* What the task requires:
Write out every entry precisely as given, leaving the pictures out.

▬▬▬▬▬▬

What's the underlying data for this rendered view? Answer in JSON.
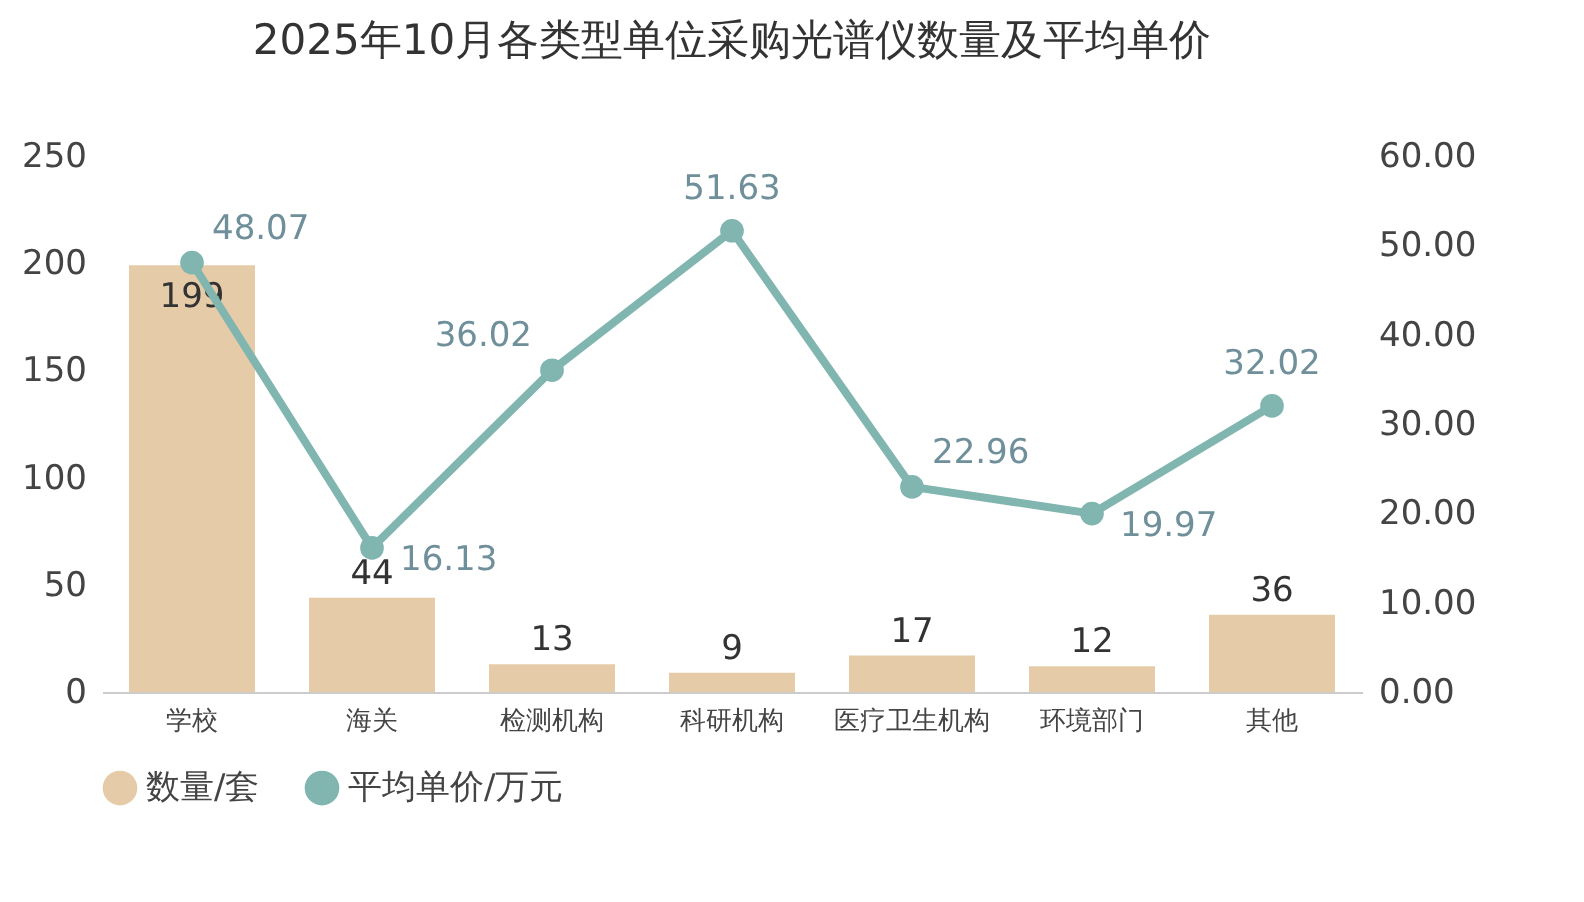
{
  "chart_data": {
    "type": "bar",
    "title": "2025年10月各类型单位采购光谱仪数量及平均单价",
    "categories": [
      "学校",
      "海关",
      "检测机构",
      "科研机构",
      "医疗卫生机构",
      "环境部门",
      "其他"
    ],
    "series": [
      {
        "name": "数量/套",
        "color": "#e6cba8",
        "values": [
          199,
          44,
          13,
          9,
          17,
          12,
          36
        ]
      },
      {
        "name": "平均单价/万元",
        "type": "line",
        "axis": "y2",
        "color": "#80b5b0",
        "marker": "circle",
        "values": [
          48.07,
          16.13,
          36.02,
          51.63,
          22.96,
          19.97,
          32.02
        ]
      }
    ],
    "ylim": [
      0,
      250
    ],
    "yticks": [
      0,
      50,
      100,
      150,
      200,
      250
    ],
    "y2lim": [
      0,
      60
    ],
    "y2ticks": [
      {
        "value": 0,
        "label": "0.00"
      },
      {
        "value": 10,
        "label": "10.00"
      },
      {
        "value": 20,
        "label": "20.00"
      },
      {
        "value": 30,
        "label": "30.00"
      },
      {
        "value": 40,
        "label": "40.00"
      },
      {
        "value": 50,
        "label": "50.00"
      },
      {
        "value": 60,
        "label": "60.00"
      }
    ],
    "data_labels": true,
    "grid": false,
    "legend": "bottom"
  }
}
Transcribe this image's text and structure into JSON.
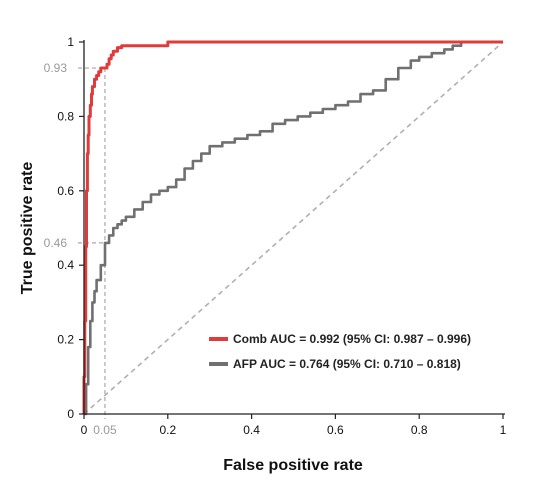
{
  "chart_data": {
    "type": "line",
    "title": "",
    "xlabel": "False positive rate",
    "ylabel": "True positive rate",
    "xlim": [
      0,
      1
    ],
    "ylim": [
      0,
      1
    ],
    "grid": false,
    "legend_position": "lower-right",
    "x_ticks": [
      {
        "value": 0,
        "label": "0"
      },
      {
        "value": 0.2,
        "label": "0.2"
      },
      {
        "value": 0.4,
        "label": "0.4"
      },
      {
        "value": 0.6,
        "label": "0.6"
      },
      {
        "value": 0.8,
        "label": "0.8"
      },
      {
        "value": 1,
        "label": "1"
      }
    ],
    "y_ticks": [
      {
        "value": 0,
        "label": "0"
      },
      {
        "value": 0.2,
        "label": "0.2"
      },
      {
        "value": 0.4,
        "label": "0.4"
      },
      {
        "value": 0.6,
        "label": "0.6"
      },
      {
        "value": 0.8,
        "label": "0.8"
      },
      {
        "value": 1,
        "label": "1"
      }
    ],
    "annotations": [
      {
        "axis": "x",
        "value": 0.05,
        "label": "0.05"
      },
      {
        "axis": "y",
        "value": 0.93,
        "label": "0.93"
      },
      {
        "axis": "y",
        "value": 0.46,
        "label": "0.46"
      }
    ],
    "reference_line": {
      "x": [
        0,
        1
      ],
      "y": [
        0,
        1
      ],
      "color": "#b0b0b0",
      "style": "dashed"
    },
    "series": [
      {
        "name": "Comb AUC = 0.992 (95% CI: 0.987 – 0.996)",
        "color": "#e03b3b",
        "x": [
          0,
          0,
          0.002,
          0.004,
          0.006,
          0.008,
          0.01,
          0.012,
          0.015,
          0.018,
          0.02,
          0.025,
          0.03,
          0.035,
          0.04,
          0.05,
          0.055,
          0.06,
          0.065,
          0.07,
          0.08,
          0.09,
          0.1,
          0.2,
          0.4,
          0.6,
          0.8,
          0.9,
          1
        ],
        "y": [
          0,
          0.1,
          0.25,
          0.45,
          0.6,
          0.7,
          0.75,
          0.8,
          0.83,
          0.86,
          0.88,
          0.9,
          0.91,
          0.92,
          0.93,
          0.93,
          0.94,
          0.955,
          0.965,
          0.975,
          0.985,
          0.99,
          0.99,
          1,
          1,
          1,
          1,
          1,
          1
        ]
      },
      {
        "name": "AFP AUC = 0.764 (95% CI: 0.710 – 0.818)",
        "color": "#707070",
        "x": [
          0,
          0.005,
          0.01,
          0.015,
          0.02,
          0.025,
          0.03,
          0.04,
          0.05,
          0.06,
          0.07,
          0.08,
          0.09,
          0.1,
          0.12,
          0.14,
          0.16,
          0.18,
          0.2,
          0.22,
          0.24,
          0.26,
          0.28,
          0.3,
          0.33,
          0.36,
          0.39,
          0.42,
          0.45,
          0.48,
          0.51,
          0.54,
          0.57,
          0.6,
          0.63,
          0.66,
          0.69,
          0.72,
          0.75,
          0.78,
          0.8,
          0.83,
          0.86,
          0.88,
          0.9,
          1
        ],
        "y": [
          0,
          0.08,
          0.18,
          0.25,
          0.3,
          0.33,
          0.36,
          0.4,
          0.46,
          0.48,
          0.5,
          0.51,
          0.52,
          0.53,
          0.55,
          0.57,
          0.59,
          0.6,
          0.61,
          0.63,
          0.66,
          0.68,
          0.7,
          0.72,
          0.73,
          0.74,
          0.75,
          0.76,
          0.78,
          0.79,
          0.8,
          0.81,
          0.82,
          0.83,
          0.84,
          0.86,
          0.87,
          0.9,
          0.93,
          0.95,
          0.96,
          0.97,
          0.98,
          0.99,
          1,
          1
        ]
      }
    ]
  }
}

▬▬▬▬▬▬

* Result of the exercise:
What's the underlying data for this rendered view? Answer in JSON.
{
  "chart_data": {
    "type": "bar",
    "title": "2025年10月各类型单位采购光谱仪数量及平均单价",
    "categories": [
      "学校",
      "海关",
      "检测机构",
      "科研机构",
      "医疗卫生机构",
      "环境部门",
      "其他"
    ],
    "series": [
      {
        "name": "数量/套",
        "color": "#e6cba8",
        "values": [
          199,
          44,
          13,
          9,
          17,
          12,
          36
        ]
      },
      {
        "name": "平均单价/万元",
        "type": "line",
        "axis": "y2",
        "color": "#80b5b0",
        "marker": "circle",
        "values": [
          48.07,
          16.13,
          36.02,
          51.63,
          22.96,
          19.97,
          32.02
        ]
      }
    ],
    "ylim": [
      0,
      250
    ],
    "yticks": [
      0,
      50,
      100,
      150,
      200,
      250
    ],
    "y2lim": [
      0,
      60
    ],
    "y2ticks": [
      {
        "value": 0,
        "label": "0.00"
      },
      {
        "value": 10,
        "label": "10.00"
      },
      {
        "value": 20,
        "label": "20.00"
      },
      {
        "value": 30,
        "label": "30.00"
      },
      {
        "value": 40,
        "label": "40.00"
      },
      {
        "value": 50,
        "label": "50.00"
      },
      {
        "value": 60,
        "label": "60.00"
      }
    ],
    "data_labels": true,
    "grid": false,
    "legend": "bottom"
  }
}
Transcribe this image's text and structure into JSON.
{
  "chart_data": {
    "type": "line",
    "title": "",
    "xlabel": "False positive rate",
    "ylabel": "True positive rate",
    "xlim": [
      0,
      1
    ],
    "ylim": [
      0,
      1
    ],
    "grid": false,
    "legend_position": "lower-right",
    "x_ticks": [
      {
        "value": 0,
        "label": "0"
      },
      {
        "value": 0.2,
        "label": "0.2"
      },
      {
        "value": 0.4,
        "label": "0.4"
      },
      {
        "value": 0.6,
        "label": "0.6"
      },
      {
        "value": 0.8,
        "label": "0.8"
      },
      {
        "value": 1,
        "label": "1"
      }
    ],
    "y_ticks": [
      {
        "value": 0,
        "label": "0"
      },
      {
        "value": 0.2,
        "label": "0.2"
      },
      {
        "value": 0.4,
        "label": "0.4"
      },
      {
        "value": 0.6,
        "label": "0.6"
      },
      {
        "value": 0.8,
        "label": "0.8"
      },
      {
        "value": 1,
        "label": "1"
      }
    ],
    "annotations": [
      {
        "axis": "x",
        "value": 0.05,
        "label": "0.05"
      },
      {
        "axis": "y",
        "value": 0.93,
        "label": "0.93"
      },
      {
        "axis": "y",
        "value": 0.46,
        "label": "0.46"
      }
    ],
    "reference_line": {
      "x": [
        0,
        1
      ],
      "y": [
        0,
        1
      ],
      "color": "#b0b0b0",
      "style": "dashed"
    },
    "series": [
      {
        "name": "Comb AUC = 0.992 (95% CI: 0.987 – 0.996)",
        "color": "#e03b3b",
        "x": [
          0,
          0,
          0.002,
          0.004,
          0.006,
          0.008,
          0.01,
          0.012,
          0.015,
          0.018,
          0.02,
          0.025,
          0.03,
          0.035,
          0.04,
          0.05,
          0.055,
          0.06,
          0.065,
          0.07,
          0.08,
          0.09,
          0.1,
          0.2,
          0.4,
          0.6,
          0.8,
          0.9,
          1
        ],
        "y": [
          0,
          0.1,
          0.25,
          0.45,
          0.6,
          0.7,
          0.75,
          0.8,
          0.83,
          0.86,
          0.88,
          0.9,
          0.91,
          0.92,
          0.93,
          0.93,
          0.94,
          0.955,
          0.965,
          0.975,
          0.985,
          0.99,
          0.99,
          1,
          1,
          1,
          1,
          1,
          1
        ]
      },
      {
        "name": "AFP AUC = 0.764 (95% CI: 0.710 – 0.818)",
        "color": "#707070",
        "x": [
          0,
          0.005,
          0.01,
          0.015,
          0.02,
          0.025,
          0.03,
          0.04,
          0.05,
          0.06,
          0.07,
          0.08,
          0.09,
          0.1,
          0.12,
          0.14,
          0.16,
          0.18,
          0.2,
          0.22,
          0.24,
          0.26,
          0.28,
          0.3,
          0.33,
          0.36,
          0.39,
          0.42,
          0.45,
          0.48,
          0.51,
          0.54,
          0.57,
          0.6,
          0.63,
          0.66,
          0.69,
          0.72,
          0.75,
          0.78,
          0.8,
          0.83,
          0.86,
          0.88,
          0.9,
          1
        ],
        "y": [
          0,
          0.08,
          0.18,
          0.25,
          0.3,
          0.33,
          0.36,
          0.4,
          0.46,
          0.48,
          0.5,
          0.51,
          0.52,
          0.53,
          0.55,
          0.57,
          0.59,
          0.6,
          0.61,
          0.63,
          0.66,
          0.68,
          0.7,
          0.72,
          0.73,
          0.74,
          0.75,
          0.76,
          0.78,
          0.79,
          0.8,
          0.81,
          0.82,
          0.83,
          0.84,
          0.86,
          0.87,
          0.9,
          0.93,
          0.95,
          0.96,
          0.97,
          0.98,
          0.99,
          1,
          1
        ]
      }
    ]
  }
}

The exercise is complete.